- [ENTRIES PROVIDED]
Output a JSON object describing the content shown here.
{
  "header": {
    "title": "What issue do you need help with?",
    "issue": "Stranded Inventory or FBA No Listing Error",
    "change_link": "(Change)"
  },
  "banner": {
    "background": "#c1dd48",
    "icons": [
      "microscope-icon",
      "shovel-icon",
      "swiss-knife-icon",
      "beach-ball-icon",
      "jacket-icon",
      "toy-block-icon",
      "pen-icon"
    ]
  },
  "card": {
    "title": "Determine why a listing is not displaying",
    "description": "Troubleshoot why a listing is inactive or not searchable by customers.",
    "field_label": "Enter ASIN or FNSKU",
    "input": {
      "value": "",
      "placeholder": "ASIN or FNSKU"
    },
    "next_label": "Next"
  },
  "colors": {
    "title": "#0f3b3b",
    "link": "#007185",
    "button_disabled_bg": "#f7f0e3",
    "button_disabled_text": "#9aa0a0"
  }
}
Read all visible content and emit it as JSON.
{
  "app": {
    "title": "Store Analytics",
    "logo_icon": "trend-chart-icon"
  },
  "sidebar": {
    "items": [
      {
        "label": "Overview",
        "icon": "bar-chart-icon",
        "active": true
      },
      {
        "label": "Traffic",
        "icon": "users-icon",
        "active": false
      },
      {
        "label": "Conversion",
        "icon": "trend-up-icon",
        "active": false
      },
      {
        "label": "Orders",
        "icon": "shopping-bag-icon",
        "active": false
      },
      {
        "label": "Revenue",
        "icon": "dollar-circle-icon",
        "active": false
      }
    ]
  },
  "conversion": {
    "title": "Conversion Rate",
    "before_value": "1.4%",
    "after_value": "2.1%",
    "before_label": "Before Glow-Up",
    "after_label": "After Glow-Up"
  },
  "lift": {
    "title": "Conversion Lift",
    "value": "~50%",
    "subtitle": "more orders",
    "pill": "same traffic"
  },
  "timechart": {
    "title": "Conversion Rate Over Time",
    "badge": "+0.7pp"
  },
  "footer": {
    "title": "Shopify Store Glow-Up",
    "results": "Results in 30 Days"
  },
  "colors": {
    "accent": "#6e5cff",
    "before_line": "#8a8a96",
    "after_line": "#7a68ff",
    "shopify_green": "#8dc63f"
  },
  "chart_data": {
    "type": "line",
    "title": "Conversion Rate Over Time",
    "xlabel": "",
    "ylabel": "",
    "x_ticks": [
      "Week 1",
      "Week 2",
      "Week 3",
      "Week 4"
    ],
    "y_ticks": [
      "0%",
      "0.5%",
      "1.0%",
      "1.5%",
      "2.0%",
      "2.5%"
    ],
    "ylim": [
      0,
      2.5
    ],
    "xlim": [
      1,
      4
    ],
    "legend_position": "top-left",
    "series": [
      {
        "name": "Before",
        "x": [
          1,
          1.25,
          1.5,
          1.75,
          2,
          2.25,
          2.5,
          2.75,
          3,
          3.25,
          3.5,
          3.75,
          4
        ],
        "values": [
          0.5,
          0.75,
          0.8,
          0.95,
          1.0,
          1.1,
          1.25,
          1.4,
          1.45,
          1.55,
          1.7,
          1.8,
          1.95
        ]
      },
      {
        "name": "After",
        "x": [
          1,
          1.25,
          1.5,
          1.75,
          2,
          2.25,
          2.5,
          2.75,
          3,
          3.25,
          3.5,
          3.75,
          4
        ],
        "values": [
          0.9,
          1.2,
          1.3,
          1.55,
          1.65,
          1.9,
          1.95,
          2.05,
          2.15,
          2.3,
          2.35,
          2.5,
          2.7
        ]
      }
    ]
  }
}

- [INSTRUCTIONS TO FOLLOW]
Generate an exact reproduction of all entries.

- [SOLVED PROBLEM]
Output a JSON object describing the content shown here.
{
  "header": {
    "title": "What issue do you need help with?",
    "issue": "Stranded Inventory or FBA No Listing Error",
    "change_link": "(Change)"
  },
  "banner": {
    "background": "#c1dd48",
    "icons": [
      "microscope-icon",
      "shovel-icon",
      "swiss-knife-icon",
      "beach-ball-icon",
      "jacket-icon",
      "toy-block-icon",
      "pen-icon"
    ]
  },
  "card": {
    "title": "Determine why a listing is not displaying",
    "description": "Troubleshoot why a listing is inactive or not searchable by customers.",
    "field_label": "Enter ASIN or FNSKU",
    "input": {
      "value": "",
      "placeholder": "ASIN or FNSKU"
    },
    "next_label": "Next"
  },
  "colors": {
    "title": "#0f3b3b",
    "link": "#007185",
    "button_disabled_bg": "#f7f0e3",
    "button_disabled_text": "#9aa0a0"
  }
}
Read all visible content and emit it as JSON.
{
  "app": {
    "title": "Store Analytics",
    "logo_icon": "trend-chart-icon"
  },
  "sidebar": {
    "items": [
      {
        "label": "Overview",
        "icon": "bar-chart-icon",
        "active": true
      },
      {
        "label": "Traffic",
        "icon": "users-icon",
        "active": false
      },
      {
        "label": "Conversion",
        "icon": "trend-up-icon",
        "active": false
      },
      {
        "label": "Orders",
        "icon": "shopping-bag-icon",
        "active": false
      },
      {
        "label": "Revenue",
        "icon": "dollar-circle-icon",
        "active": false
      }
    ]
  },
  "conversion": {
    "title": "Conversion Rate",
    "before_value": "1.4%",
    "after_value": "2.1%",
    "before_label": "Before Glow-Up",
    "after_label": "After Glow-Up"
  },
  "lift": {
    "title": "Conversion Lift",
    "value": "~50%",
    "subtitle": "more orders",
    "pill": "same traffic"
  },
  "timechart": {
    "title": "Conversion Rate Over Time",
    "badge": "+0.7pp"
  },
  "footer": {
    "title": "Shopify Store Glow-Up",
    "results": "Results in 30 Days"
  },
  "colors": {
    "accent": "#6e5cff",
    "before_line": "#8a8a96",
    "after_line": "#7a68ff",
    "shopify_green": "#8dc63f"
  },
  "chart_data": {
    "type": "line",
    "title": "Conversion Rate Over Time",
    "xlabel": "",
    "ylabel": "",
    "x_ticks": [
      "Week 1",
      "Week 2",
      "Week 3",
      "Week 4"
    ],
    "y_ticks": [
      "0%",
      "0.5%",
      "1.0%",
      "1.5%",
      "2.0%",
      "2.5%"
    ],
    "ylim": [
      0,
      2.5
    ],
    "xlim": [
      1,
      4
    ],
    "legend_position": "top-left",
    "series": [
      {
        "name": "Before",
        "x": [
          1,
          1.25,
          1.5,
          1.75,
          2,
          2.25,
          2.5,
          2.75,
          3,
          3.25,
          3.5,
          3.75,
          4
        ],
        "values": [
          0.5,
          0.75,
          0.8,
          0.95,
          1.0,
          1.1,
          1.25,
          1.4,
          1.45,
          1.55,
          1.7,
          1.8,
          1.95
        ]
      },
      {
        "name": "After",
        "x": [
          1,
          1.25,
          1.5,
          1.75,
          2,
          2.25,
          2.5,
          2.75,
          3,
          3.25,
          3.5,
          3.75,
          4
        ],
        "values": [
          0.9,
          1.2,
          1.3,
          1.55,
          1.65,
          1.9,
          1.95,
          2.05,
          2.15,
          2.3,
          2.35,
          2.5,
          2.7
        ]
      }
    ]
  }
}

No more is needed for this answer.